Read the lines below and count those that have the word "下列说法错误的是". Respond with the number only.
— Start of INFORMATION SHOWN —
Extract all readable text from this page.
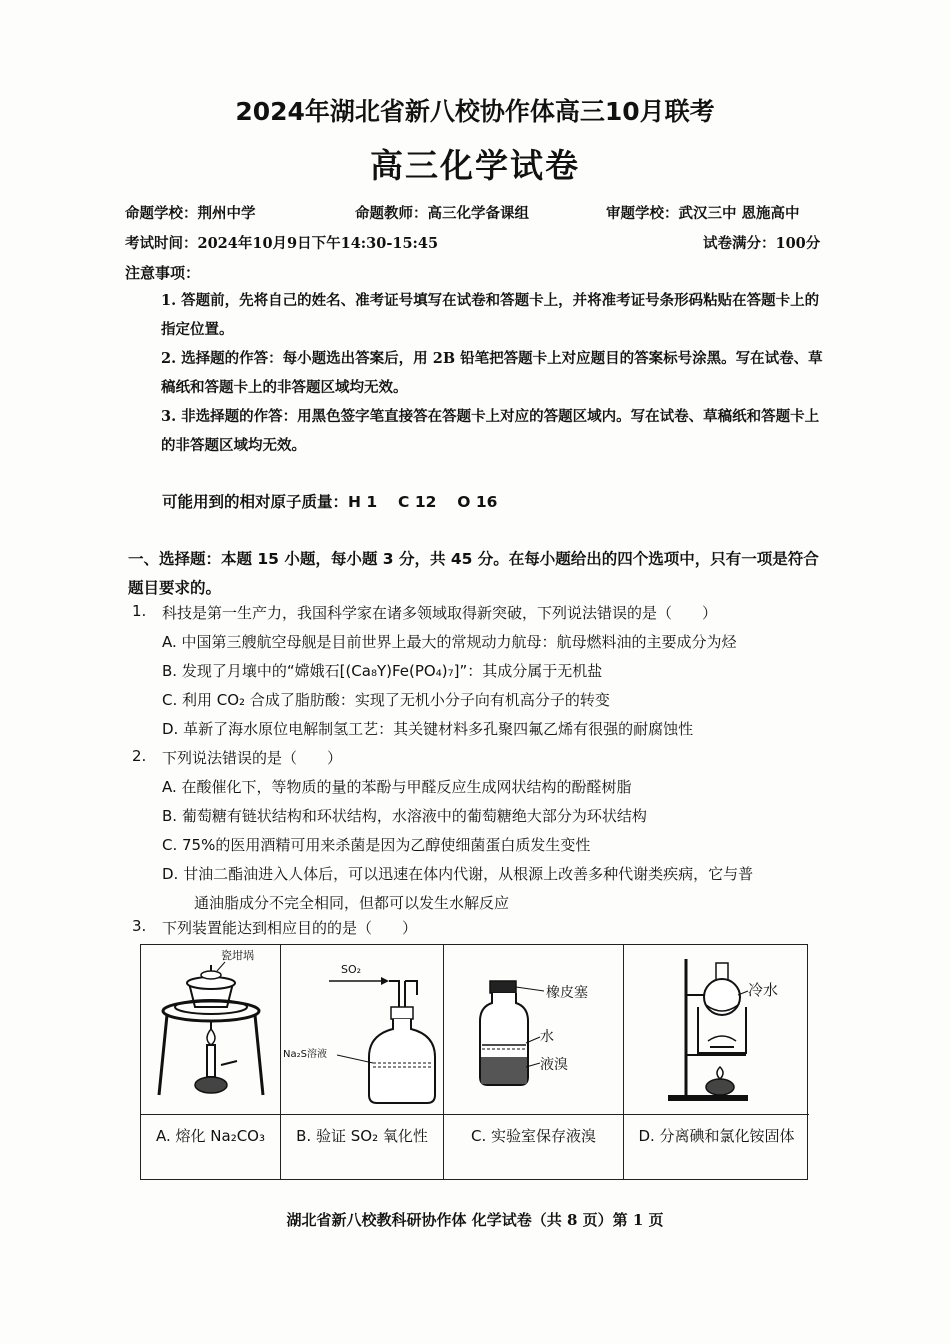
2024年湖北省新八校协作体高三10月联考
高三化学试卷
命题学校：荆州中学	命题教师：高三化学备课组	审题学校：武汉三中 恩施高中
考试时间：2024年10月9日下午14:30-15:45	试卷满分：100分
注意事项：
1. 答题前，先将自己的姓名、准考证号填写在试卷和答题卡上，并将准考证号条形码粘贴在答题卡上的指定位置。
2. 选择题的作答：每小题选出答案后，用 2B 铅笔把答题卡上对应题目的答案标号涂黑。写在试卷、草稿纸和答题卡上的非答题区域均无效。
3. 非选择题的作答：用黑色签字笔直接答在答题卡上对应的答题区域内。写在试卷、草稿纸和答题卡上的非答题区域均无效。
可能用到的相对原子质量：H 1　 C 12　 O 16
一、选择题：本题 15 小题，每小题 3 分，共 45 分。在每小题给出的四个选项中，只有一项是符合题目要求的。
1. 科技是第一生产力，我国科学家在诸多领域取得新突破，下列说法错误的是（　　）
A. 中国第三艘航空母舰是目前世界上最大的常规动力航母：航母燃料油的主要成分为烃
B. 发现了月壤中的“嫦娥石[(Ca₈Y)Fe(PO₄)₇]”：其成分属于无机盐
C. 利用 CO₂ 合成了脂肪酸：实现了无机小分子向有机高分子的转变
D. 革新了海水原位电解制氢工艺：其关键材料多孔聚四氟乙烯有很强的耐腐蚀性
2. 下列说法错误的是（　　）
A. 在酸催化下，等物质的量的苯酚与甲醛反应生成网状结构的酚醛树脂
B. 葡萄糖有链状结构和环状结构，水溶液中的葡萄糖绝大部分为环状结构
C. 75%的医用酒精可用来杀菌是因为乙醇使细菌蛋白质发生变性
D. 甘油二酯油进入人体后，可以迅速在体内代谢，从根源上改善多种代谢类疾病，它与普
通油脂成分不完全相同，但都可以发生水解反应
3. 下列装置能达到相应目的的是（　　）
瓷坩埚
A. 熔化 Na₂CO₃
SO₂
Na₂S溶液
B. 验证 SO₂ 氧化性
橡皮塞
水
液溴
C. 实验室保存液溴
冷水
D. 分离碘和氯化铵固体
湖北省新八校教科研协作体 化学试卷（共 8 页）第 1 页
— End of INFORMATION SHOWN —
_TASK RESPONSE_:
2